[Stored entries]
+-------+

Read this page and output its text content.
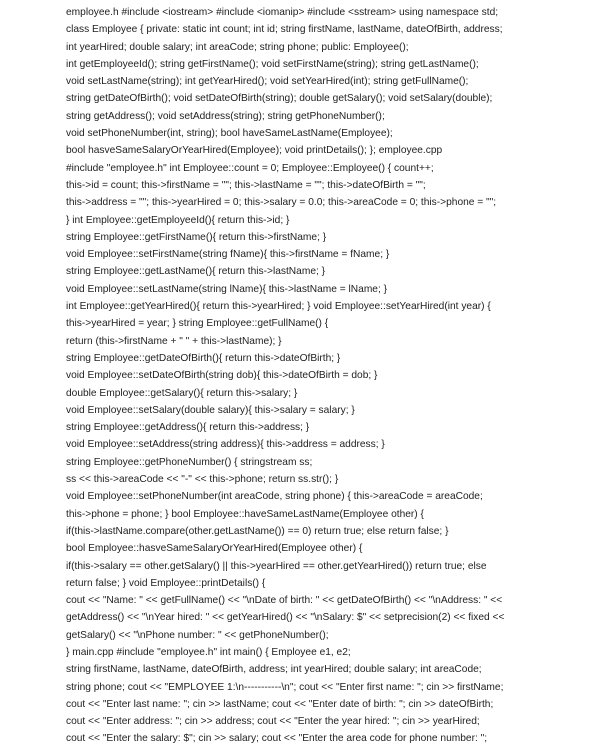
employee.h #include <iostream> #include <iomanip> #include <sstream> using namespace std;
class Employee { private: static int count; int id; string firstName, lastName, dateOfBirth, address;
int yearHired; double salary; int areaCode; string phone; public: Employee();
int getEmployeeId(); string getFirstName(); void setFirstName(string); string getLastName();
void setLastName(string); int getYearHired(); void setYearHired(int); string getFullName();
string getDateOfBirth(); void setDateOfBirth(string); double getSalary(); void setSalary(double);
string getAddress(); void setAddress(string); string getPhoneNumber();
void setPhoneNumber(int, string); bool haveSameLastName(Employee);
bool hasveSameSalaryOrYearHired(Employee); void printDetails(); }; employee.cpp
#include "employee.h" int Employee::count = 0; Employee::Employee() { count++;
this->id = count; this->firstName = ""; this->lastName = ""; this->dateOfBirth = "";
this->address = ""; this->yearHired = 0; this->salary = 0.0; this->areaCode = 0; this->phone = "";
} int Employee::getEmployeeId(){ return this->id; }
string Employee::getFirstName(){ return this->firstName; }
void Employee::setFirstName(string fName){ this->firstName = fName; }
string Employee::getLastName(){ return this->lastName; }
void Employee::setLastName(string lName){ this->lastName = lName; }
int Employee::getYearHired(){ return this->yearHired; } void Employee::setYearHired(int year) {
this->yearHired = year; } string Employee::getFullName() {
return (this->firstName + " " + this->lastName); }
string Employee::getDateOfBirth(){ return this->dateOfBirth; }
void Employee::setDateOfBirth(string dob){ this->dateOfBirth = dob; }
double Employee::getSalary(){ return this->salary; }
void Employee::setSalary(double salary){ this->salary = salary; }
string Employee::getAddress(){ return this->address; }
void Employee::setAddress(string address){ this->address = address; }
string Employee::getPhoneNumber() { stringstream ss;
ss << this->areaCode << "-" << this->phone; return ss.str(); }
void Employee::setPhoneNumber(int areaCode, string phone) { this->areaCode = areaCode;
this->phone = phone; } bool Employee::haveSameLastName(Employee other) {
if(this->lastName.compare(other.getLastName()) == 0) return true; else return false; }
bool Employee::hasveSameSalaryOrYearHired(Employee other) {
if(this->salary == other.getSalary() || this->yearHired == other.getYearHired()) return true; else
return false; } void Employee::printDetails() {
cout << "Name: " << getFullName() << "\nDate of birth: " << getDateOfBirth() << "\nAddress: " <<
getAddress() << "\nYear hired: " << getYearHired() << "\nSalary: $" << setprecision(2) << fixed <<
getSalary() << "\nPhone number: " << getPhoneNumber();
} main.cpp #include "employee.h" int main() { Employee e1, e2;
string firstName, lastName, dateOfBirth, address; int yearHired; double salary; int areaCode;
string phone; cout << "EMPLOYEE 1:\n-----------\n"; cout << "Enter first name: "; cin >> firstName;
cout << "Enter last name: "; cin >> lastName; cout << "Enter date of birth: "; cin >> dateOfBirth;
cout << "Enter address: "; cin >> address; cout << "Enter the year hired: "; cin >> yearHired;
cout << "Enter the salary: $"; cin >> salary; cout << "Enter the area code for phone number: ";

+-------+

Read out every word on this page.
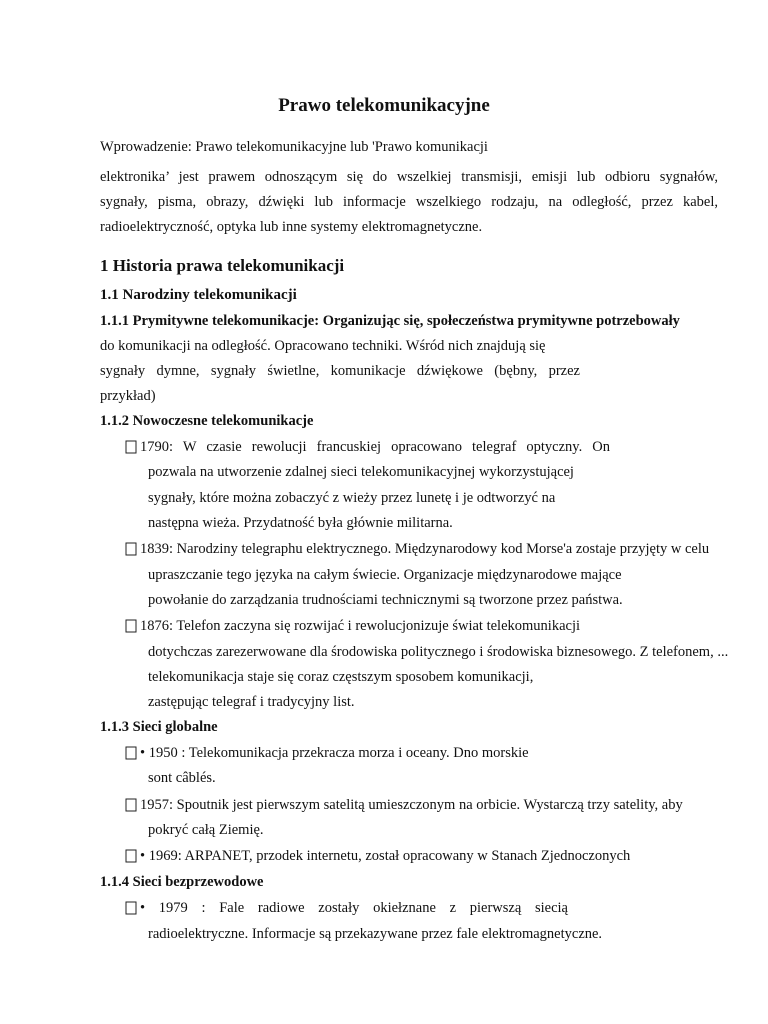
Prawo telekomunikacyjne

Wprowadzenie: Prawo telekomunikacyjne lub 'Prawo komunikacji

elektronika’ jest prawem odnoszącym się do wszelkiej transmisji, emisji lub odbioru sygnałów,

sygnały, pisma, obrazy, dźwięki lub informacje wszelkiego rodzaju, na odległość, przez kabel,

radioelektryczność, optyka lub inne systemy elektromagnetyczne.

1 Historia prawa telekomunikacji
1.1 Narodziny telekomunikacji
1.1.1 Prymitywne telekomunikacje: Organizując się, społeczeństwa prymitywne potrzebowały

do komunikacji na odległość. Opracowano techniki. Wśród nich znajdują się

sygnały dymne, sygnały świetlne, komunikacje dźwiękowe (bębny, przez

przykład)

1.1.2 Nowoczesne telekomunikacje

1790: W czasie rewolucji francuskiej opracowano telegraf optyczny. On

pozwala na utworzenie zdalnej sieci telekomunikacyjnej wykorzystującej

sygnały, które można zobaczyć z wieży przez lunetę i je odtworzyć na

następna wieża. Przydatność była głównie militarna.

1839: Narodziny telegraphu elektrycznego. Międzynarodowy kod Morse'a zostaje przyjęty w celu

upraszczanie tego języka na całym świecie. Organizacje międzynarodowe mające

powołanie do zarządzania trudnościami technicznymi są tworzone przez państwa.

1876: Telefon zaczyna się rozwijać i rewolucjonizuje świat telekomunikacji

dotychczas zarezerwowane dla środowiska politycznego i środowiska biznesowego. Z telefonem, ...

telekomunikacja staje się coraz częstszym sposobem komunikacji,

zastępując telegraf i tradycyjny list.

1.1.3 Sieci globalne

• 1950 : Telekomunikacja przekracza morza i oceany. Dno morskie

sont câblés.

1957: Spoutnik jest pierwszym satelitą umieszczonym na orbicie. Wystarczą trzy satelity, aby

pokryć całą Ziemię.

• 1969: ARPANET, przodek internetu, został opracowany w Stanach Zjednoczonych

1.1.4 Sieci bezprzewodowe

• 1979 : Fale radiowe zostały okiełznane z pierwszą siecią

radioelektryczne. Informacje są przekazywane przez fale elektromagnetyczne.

+-------+

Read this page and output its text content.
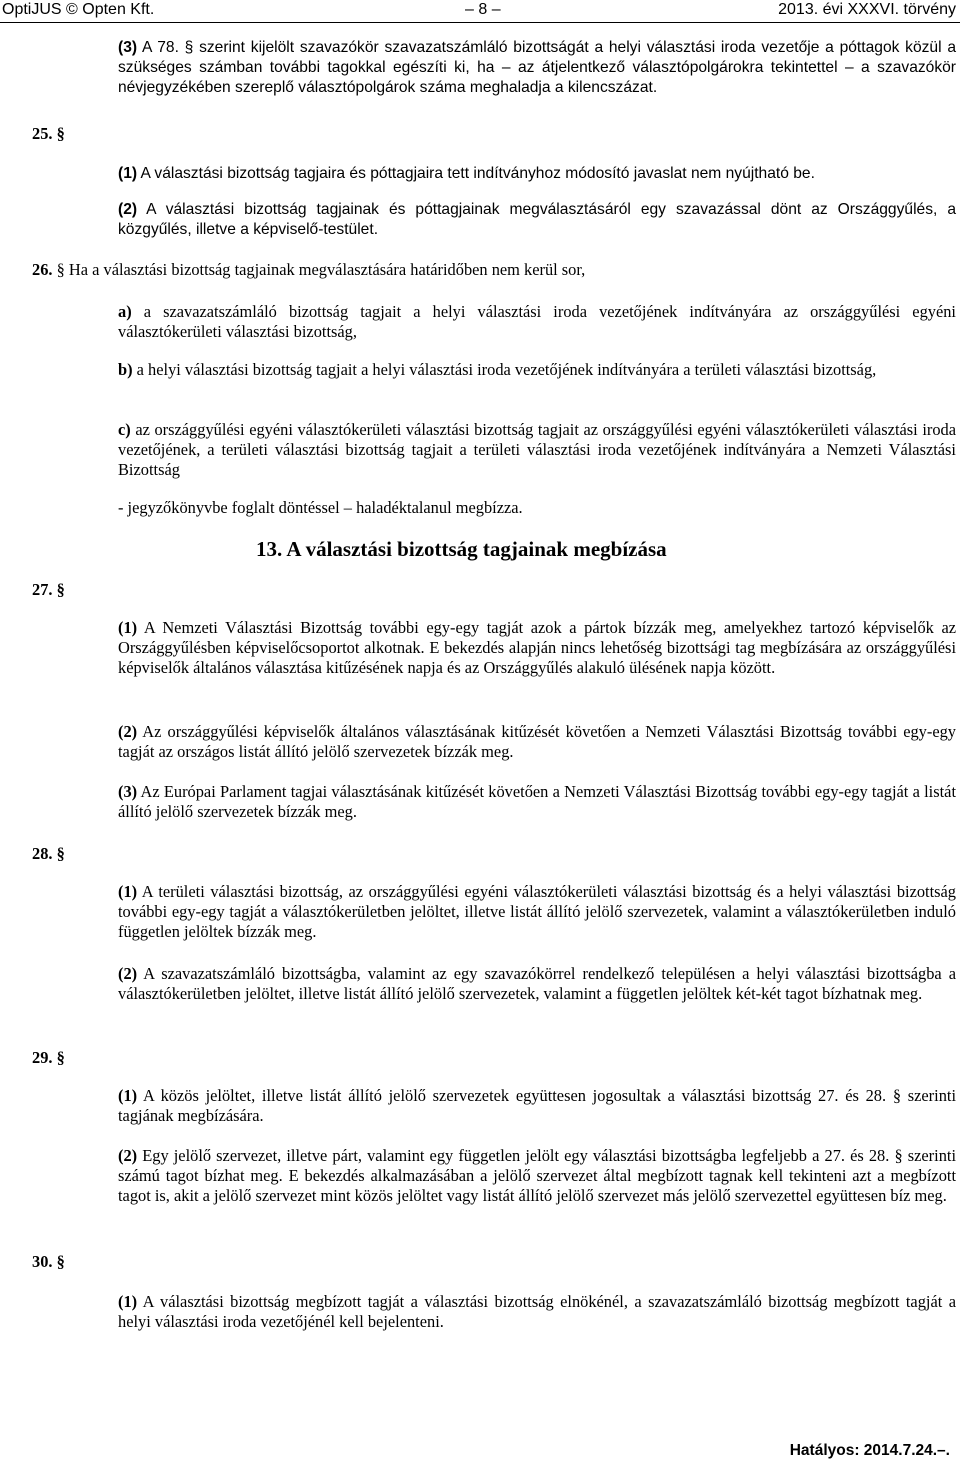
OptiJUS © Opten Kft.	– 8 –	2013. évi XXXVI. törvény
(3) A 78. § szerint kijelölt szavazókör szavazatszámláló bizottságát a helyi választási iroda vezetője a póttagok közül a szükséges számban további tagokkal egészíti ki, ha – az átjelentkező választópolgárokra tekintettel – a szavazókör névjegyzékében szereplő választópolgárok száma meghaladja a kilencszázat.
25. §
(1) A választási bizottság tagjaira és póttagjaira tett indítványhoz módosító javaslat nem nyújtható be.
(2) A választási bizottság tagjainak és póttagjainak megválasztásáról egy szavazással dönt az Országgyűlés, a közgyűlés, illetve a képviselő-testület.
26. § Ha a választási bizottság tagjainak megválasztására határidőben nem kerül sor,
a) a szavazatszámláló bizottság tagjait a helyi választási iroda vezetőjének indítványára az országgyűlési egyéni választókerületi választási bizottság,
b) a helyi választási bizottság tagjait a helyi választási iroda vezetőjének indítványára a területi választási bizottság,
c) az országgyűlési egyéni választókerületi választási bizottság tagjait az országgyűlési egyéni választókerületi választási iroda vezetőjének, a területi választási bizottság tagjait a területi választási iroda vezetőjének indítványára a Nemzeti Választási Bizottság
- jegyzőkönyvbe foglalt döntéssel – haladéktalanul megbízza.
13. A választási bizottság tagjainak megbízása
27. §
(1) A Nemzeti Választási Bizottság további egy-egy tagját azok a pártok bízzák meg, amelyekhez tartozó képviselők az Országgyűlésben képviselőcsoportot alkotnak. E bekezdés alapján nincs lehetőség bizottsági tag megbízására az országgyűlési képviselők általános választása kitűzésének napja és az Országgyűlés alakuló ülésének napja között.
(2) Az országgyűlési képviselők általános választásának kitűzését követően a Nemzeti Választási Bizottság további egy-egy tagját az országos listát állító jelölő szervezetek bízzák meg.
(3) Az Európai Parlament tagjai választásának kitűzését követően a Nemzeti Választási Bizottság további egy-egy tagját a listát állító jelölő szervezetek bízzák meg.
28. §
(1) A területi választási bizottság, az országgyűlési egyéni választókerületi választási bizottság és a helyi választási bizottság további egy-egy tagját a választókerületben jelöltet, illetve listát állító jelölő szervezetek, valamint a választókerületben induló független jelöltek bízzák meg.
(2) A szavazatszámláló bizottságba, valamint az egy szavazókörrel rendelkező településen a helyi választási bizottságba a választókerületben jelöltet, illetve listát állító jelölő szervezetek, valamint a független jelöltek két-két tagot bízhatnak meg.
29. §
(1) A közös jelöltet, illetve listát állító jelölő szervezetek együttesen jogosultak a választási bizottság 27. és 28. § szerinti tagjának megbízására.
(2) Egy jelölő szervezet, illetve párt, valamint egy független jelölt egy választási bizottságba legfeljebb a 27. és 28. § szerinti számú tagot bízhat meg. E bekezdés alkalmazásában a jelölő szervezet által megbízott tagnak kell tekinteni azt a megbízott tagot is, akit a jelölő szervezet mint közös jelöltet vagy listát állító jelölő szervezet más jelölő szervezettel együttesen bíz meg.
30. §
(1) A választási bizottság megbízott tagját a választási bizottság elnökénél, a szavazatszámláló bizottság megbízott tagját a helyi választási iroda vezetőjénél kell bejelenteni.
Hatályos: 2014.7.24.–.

+-------+

• [Exercise task]:
Determine the number of lines in the data that contain "tagjainak" as a word or string, and state only that number.

• [Task result]:
3